WRITTEN INSTRUCTION:
Copy out the records precisely, omitting pictures.

DATA PROVIDED:
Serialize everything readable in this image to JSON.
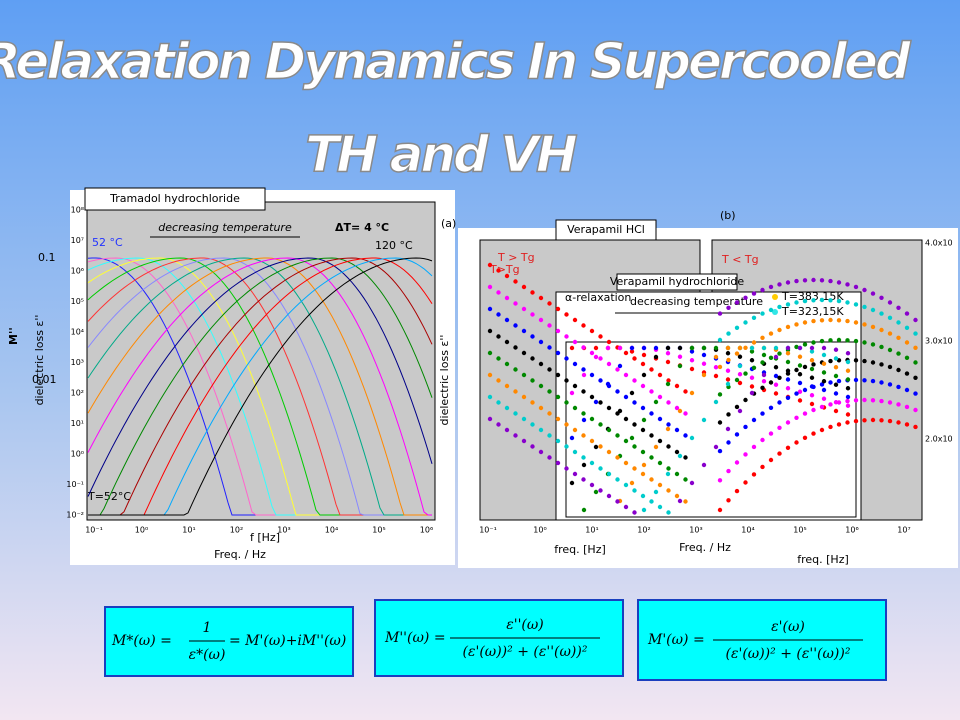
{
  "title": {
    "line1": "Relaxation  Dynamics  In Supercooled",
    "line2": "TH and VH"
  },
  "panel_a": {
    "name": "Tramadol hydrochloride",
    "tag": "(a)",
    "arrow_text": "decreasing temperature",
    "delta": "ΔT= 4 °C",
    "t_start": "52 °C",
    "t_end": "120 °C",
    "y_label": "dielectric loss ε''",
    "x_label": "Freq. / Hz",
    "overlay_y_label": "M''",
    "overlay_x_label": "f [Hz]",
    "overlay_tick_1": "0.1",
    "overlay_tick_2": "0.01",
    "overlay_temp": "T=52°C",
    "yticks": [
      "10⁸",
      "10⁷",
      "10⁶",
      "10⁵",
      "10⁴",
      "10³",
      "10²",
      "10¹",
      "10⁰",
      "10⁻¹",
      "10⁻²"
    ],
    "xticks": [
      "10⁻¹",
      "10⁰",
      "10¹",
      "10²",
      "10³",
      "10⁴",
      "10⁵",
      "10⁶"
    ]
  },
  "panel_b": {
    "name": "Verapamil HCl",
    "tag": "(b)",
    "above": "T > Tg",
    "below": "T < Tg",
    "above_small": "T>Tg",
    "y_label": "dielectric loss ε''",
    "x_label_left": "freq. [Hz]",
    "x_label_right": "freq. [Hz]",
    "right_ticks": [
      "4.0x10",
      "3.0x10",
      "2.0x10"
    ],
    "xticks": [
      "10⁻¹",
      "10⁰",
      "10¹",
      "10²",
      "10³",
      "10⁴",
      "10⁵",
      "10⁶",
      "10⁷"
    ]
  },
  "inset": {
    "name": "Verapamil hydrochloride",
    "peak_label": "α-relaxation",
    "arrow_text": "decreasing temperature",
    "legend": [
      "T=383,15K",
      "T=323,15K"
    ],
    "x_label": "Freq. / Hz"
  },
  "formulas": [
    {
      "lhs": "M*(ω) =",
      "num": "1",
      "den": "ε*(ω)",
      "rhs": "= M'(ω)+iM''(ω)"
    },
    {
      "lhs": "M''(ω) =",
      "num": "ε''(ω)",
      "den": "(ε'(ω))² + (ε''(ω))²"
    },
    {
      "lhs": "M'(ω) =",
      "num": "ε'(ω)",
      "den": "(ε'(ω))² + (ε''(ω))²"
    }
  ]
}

FULL ANSWER:
Serialize everything readable in this image to JSON.
{
  "title": {
    "line1": "Relaxation  Dynamics  In Supercooled",
    "line2": "TH and VH"
  },
  "panel_a": {
    "name": "Tramadol hydrochloride",
    "tag": "(a)",
    "arrow_text": "decreasing temperature",
    "delta": "ΔT= 4 °C",
    "t_start": "52 °C",
    "t_end": "120 °C",
    "y_label": "dielectric loss ε''",
    "x_label": "Freq. / Hz",
    "overlay_y_label": "M''",
    "overlay_x_label": "f [Hz]",
    "overlay_tick_1": "0.1",
    "overlay_tick_2": "0.01",
    "overlay_temp": "T=52°C",
    "yticks": [
      "10⁸",
      "10⁷",
      "10⁶",
      "10⁵",
      "10⁴",
      "10³",
      "10²",
      "10¹",
      "10⁰",
      "10⁻¹",
      "10⁻²"
    ],
    "xticks": [
      "10⁻¹",
      "10⁰",
      "10¹",
      "10²",
      "10³",
      "10⁴",
      "10⁵",
      "10⁶"
    ]
  },
  "panel_b": {
    "name": "Verapamil HCl",
    "tag": "(b)",
    "above": "T > Tg",
    "below": "T < Tg",
    "above_small": "T>Tg",
    "y_label": "dielectric loss ε''",
    "x_label_left": "freq. [Hz]",
    "x_label_right": "freq. [Hz]",
    "right_ticks": [
      "4.0x10",
      "3.0x10",
      "2.0x10"
    ],
    "xticks": [
      "10⁻¹",
      "10⁰",
      "10¹",
      "10²",
      "10³",
      "10⁴",
      "10⁵",
      "10⁶",
      "10⁷"
    ]
  },
  "inset": {
    "name": "Verapamil hydrochloride",
    "peak_label": "α-relaxation",
    "arrow_text": "decreasing temperature",
    "legend": [
      "T=383,15K",
      "T=323,15K"
    ],
    "x_label": "Freq. / Hz"
  },
  "formulas": [
    {
      "lhs": "M*(ω) =",
      "num": "1",
      "den": "ε*(ω)",
      "rhs": "= M'(ω)+iM''(ω)"
    },
    {
      "lhs": "M''(ω) =",
      "num": "ε''(ω)",
      "den": "(ε'(ω))² + (ε''(ω))²"
    },
    {
      "lhs": "M'(ω) =",
      "num": "ε'(ω)",
      "den": "(ε'(ω))² + (ε''(ω))²"
    }
  ]
}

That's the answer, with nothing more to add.